→ **STATED TASK**
Gather every line that includes the word "score", please.

→ **DATA FOR THIS TASK**

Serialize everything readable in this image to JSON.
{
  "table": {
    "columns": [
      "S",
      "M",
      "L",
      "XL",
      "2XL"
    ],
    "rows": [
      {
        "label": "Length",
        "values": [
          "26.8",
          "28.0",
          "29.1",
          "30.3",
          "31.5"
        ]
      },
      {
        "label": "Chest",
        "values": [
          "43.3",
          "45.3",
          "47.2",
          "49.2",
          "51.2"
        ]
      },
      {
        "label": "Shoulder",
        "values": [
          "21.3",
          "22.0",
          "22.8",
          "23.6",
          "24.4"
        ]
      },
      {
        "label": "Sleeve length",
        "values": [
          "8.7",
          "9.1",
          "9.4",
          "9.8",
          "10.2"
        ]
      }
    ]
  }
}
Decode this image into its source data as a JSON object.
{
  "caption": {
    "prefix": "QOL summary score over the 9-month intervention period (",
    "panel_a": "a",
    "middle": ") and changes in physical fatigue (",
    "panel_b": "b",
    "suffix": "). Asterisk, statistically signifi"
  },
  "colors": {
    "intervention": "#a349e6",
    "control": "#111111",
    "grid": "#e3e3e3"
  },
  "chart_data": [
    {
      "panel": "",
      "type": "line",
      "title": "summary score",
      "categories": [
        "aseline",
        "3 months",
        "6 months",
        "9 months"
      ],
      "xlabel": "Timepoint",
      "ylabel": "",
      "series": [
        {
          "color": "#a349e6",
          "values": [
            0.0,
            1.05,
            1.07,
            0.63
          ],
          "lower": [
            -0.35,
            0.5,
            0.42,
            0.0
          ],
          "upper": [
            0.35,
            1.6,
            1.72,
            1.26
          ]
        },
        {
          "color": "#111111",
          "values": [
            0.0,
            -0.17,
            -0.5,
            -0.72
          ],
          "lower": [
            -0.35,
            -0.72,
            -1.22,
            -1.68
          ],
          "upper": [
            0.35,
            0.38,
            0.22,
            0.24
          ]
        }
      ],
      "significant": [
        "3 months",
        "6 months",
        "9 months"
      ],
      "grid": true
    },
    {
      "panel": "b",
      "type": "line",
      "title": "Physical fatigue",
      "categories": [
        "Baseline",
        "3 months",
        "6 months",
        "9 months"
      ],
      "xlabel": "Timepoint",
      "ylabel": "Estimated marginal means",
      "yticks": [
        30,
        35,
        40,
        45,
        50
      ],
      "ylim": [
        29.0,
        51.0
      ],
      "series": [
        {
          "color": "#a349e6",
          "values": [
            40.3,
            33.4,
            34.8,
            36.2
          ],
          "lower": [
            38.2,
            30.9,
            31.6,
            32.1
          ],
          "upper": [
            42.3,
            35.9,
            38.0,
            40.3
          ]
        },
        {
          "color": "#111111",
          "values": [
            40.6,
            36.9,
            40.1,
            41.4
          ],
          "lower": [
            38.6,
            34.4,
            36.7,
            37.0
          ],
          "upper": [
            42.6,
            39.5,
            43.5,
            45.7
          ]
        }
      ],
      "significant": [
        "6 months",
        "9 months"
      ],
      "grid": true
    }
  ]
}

→ **SOLUTION TO THIS PROBLEM**
    "prefix": "QOL summary score over the 9-month intervention period (",
      "title": "summary score",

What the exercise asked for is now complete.